DIRECTION: Render the material again word for word, skipping the pictures in it.

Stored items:
• • • • • • •
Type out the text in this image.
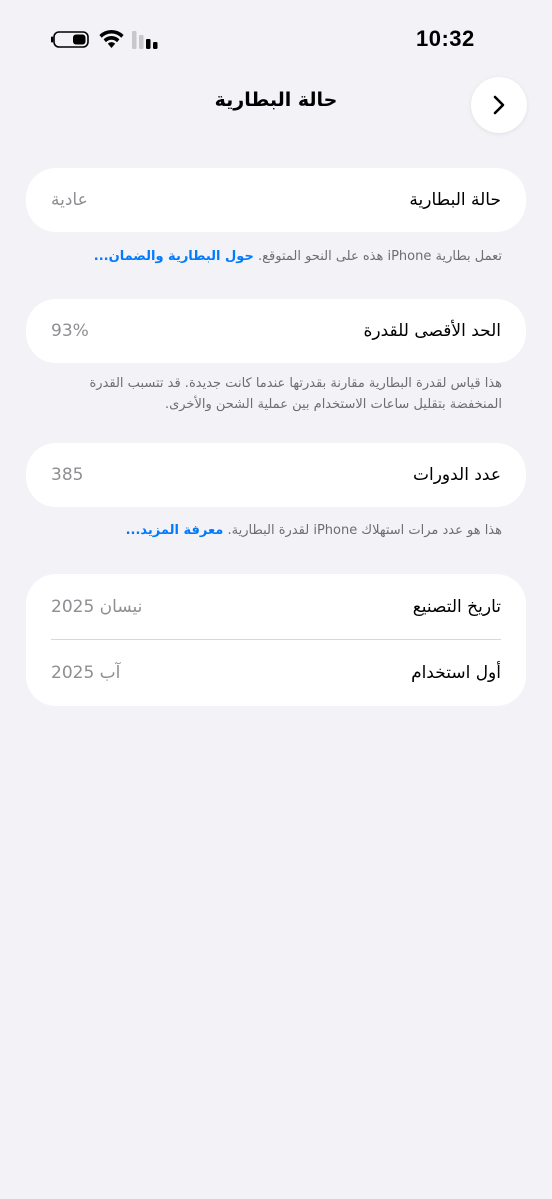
10:32
حالة البطارية
عادية	حالة البطارية
تعمل بطارية iPhone هذه على النحو المتوقع. حول البطارية والضمان...
93%	الحد الأقصى للقدرة
هذا قياس لقدرة البطارية مقارنة بقدرتها عندما كانت جديدة. قد تتسبب القدرة المنخفضة بتقليل ساعات الاستخدام بين عملية الشحن والأخرى.
385	عدد الدورات
هذا هو عدد مرات استهلاك iPhone لقدرة البطارية. معرفة المزيد...
نيسان 2025	تاريخ التصنيع
آب 2025	أول استخدام
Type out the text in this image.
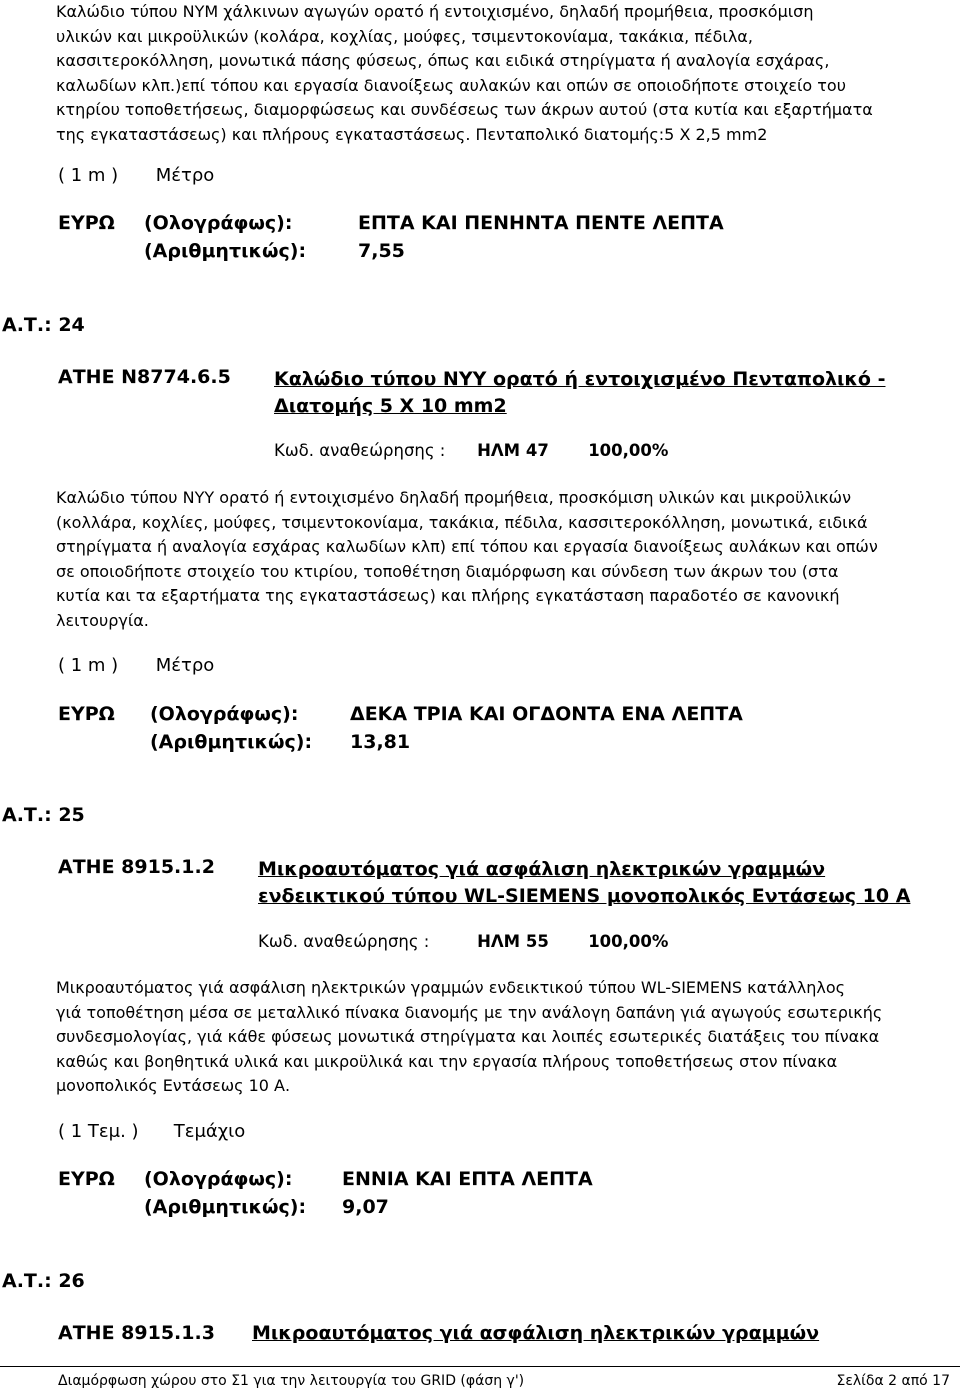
Καλώδιο τύπου ΝΥΜ χάλκινων αγωγών ορατό ή εντοιχισμένο, δηλαδή προμήθεια, προσκόμιση
υλικών και μικροϋλικών (κολάρα, κοχλίας, μούφες, τσιμεντοκονίαμα, τακάκια, πέδιλα,
κασσιτεροκόλληση, μονωτικά πάσης φύσεως, όπως και ειδικά στηρίγματα ή αναλογία εσχάρας,
καλωδίων κλπ.)επί τόπου και εργασία διανοίξεως αυλακών και οπών σε οποιοδήποτε στοιχείο του
κτηρίου τοποθετήσεως, διαμορφώσεως και συνδέσεως των άκρων αυτού (στα κυτία και εξαρτήματα
της εγκαταστάσεως) και πλήρους εγκαταστάσεως. Πενταπολικό διατομής:5 Χ 2,5 mm2
( 1 m ) Μέτρο
ΕΥΡΩ	(Ολογράφως):	ΕΠΤΑ ΚΑΙ ΠΕΝΗΝΤΑ ΠΕΝΤΕ ΛΕΠΤΑ
(Αριθμητικώς):	7,55
Α.Τ.: 24
ΑΤΗΕ Ν8774.6.5 Καλώδιο τύπου ΝΥΥ ορατό ή εντοιχισμένο Πενταπολικό -
Διατομής 5 Χ 10 mm2
Κωδ. αναθεώρησης : ΗΛΜ 47 100,00%
Καλώδιο τύπου ΝΥΥ ορατό ή εντοιχισμένο δηλαδή προμήθεια, προσκόμιση υλικών και μικροϋλικών
(κολλάρα, κοχλίες, μούφες, τσιμεντοκονίαμα, τακάκια, πέδιλα, κασσιτεροκόλληση, μονωτικά, ειδικά
στηρίγματα ή αναλογία εσχάρας καλωδίων κλπ) επί τόπου και εργασία διανοίξεως αυλάκων και οπών
σε οποιοδήποτε στοιχείο του κτιρίου, τοποθέτηση διαμόρφωση και σύνδεση των άκρων του (στα
κυτία και τα εξαρτήματα της εγκαταστάσεως) και πλήρης εγκατάσταση παραδοτέο σε κανονική
λειτουργία.
( 1 m ) Μέτρο
ΕΥΡΩ	(Ολογράφως):	ΔΕΚΑ ΤΡΙΑ ΚΑΙ ΟΓΔΟΝΤΑ ΕΝΑ ΛΕΠΤΑ
(Αριθμητικώς):	13,81
Α.Τ.: 25
ΑΤΗΕ 8915.1.2 Μικροαυτόματος γιά ασφάλιση ηλεκτρικών γραμμών
ενδεικτικού τύπου WL-SIEMENS μονοπολικός Εντάσεως 10 Α
Κωδ. αναθεώρησης :	ΗΛΜ 55 100,00%
Μικροαυτόματος γιά ασφάλιση ηλεκτρικών γραμμών ενδεικτικού τύπου WL-SIEMENS κατάλληλος
γιά τοποθέτηση μέσα σε μεταλλικό πίνακα διανομής με την ανάλογη δαπάνη γιά αγωγούς εσωτερικής
συνδεσμολογίας, γιά κάθε φύσεως μονωτικά στηρίγματα και λοιπές εσωτερικές διατάξεις του πίνακα
καθώς και βοηθητικά υλικά και μικροϋλικά και την εργασία πλήρους τοποθετήσεως στον πίνακα
μονοπολικός Εντάσεως 10 Α.
( 1 Τεμ. ) Τεμάχιο
ΕΥΡΩ	(Ολογράφως):	ΕΝΝΙΑ ΚΑΙ ΕΠΤΑ ΛΕΠΤΑ
(Αριθμητικώς):	9,07
Α.Τ.: 26
ΑΤΗΕ 8915.1.3 Μικροαυτόματος γιά ασφάλιση ηλεκτρικών γραμμών
Διαμόρφωση χώρου στο Σ1 για την λειτουργία του GRID (φάση γ')	Σελίδα 2 από 17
• • • • • • •
ANSWER TO THIS TASK:
Type out the text in this image.
10:32
حالة البطارية
عادية	حالة البطارية
تعمل بطارية iPhone هذه على النحو المتوقع. حول البطارية والضمان...
93%	الحد الأقصى للقدرة
هذا قياس لقدرة البطارية مقارنة بقدرتها عندما كانت جديدة. قد تتسبب القدرة المنخفضة بتقليل ساعات الاستخدام بين عملية الشحن والأخرى.
385	عدد الدورات
هذا هو عدد مرات استهلاك iPhone لقدرة البطارية. معرفة المزيد...
نيسان 2025	تاريخ التصنيع
آب 2025	أول استخدام
Type out the text in this image.
Καλώδιο τύπου ΝΥΜ χάλκινων αγωγών ορατό ή εντοιχισμένο, δηλαδή προμήθεια, προσκόμιση
υλικών και μικροϋλικών (κολάρα, κοχλίας, μούφες, τσιμεντοκονίαμα, τακάκια, πέδιλα,
κασσιτεροκόλληση, μονωτικά πάσης φύσεως, όπως και ειδικά στηρίγματα ή αναλογία εσχάρας,
καλωδίων κλπ.)επί τόπου και εργασία διανοίξεως αυλακών και οπών σε οποιοδήποτε στοιχείο του
κτηρίου τοποθετήσεως, διαμορφώσεως και συνδέσεως των άκρων αυτού (στα κυτία και εξαρτήματα
της εγκαταστάσεως) και πλήρους εγκαταστάσεως. Πενταπολικό διατομής:5 Χ 2,5 mm2
( 1 m ) Μέτρο
ΕΥΡΩ	(Ολογράφως):	ΕΠΤΑ ΚΑΙ ΠΕΝΗΝΤΑ ΠΕΝΤΕ ΛΕΠΤΑ
(Αριθμητικώς):	7,55
Α.Τ.: 24
ΑΤΗΕ Ν8774.6.5 Καλώδιο τύπου ΝΥΥ ορατό ή εντοιχισμένο Πενταπολικό -
Διατομής 5 Χ 10 mm2
Κωδ. αναθεώρησης : ΗΛΜ 47 100,00%
Καλώδιο τύπου ΝΥΥ ορατό ή εντοιχισμένο δηλαδή προμήθεια, προσκόμιση υλικών και μικροϋλικών
(κολλάρα, κοχλίες, μούφες, τσιμεντοκονίαμα, τακάκια, πέδιλα, κασσιτεροκόλληση, μονωτικά, ειδικά
στηρίγματα ή αναλογία εσχάρας καλωδίων κλπ) επί τόπου και εργασία διανοίξεως αυλάκων και οπών
σε οποιοδήποτε στοιχείο του κτιρίου, τοποθέτηση διαμόρφωση και σύνδεση των άκρων του (στα
κυτία και τα εξαρτήματα της εγκαταστάσεως) και πλήρης εγκατάσταση παραδοτέο σε κανονική
λειτουργία.
( 1 m ) Μέτρο
ΕΥΡΩ	(Ολογράφως):	ΔΕΚΑ ΤΡΙΑ ΚΑΙ ΟΓΔΟΝΤΑ ΕΝΑ ΛΕΠΤΑ
(Αριθμητικώς):	13,81
Α.Τ.: 25
ΑΤΗΕ 8915.1.2 Μικροαυτόματος γιά ασφάλιση ηλεκτρικών γραμμών
ενδεικτικού τύπου WL-SIEMENS μονοπολικός Εντάσεως 10 Α
Κωδ. αναθεώρησης :	ΗΛΜ 55 100,00%
Μικροαυτόματος γιά ασφάλιση ηλεκτρικών γραμμών ενδεικτικού τύπου WL-SIEMENS κατάλληλος
γιά τοποθέτηση μέσα σε μεταλλικό πίνακα διανομής με την ανάλογη δαπάνη γιά αγωγούς εσωτερικής
συνδεσμολογίας, γιά κάθε φύσεως μονωτικά στηρίγματα και λοιπές εσωτερικές διατάξεις του πίνακα
καθώς και βοηθητικά υλικά και μικροϋλικά και την εργασία πλήρους τοποθετήσεως στον πίνακα
μονοπολικός Εντάσεως 10 Α.
( 1 Τεμ. ) Τεμάχιο
ΕΥΡΩ	(Ολογράφως):	ΕΝΝΙΑ ΚΑΙ ΕΠΤΑ ΛΕΠΤΑ
(Αριθμητικώς):	9,07
Α.Τ.: 26
ΑΤΗΕ 8915.1.3 Μικροαυτόματος γιά ασφάλιση ηλεκτρικών γραμμών
Διαμόρφωση χώρου στο Σ1 για την λειτουργία του GRID (φάση γ')	Σελίδα 2 από 17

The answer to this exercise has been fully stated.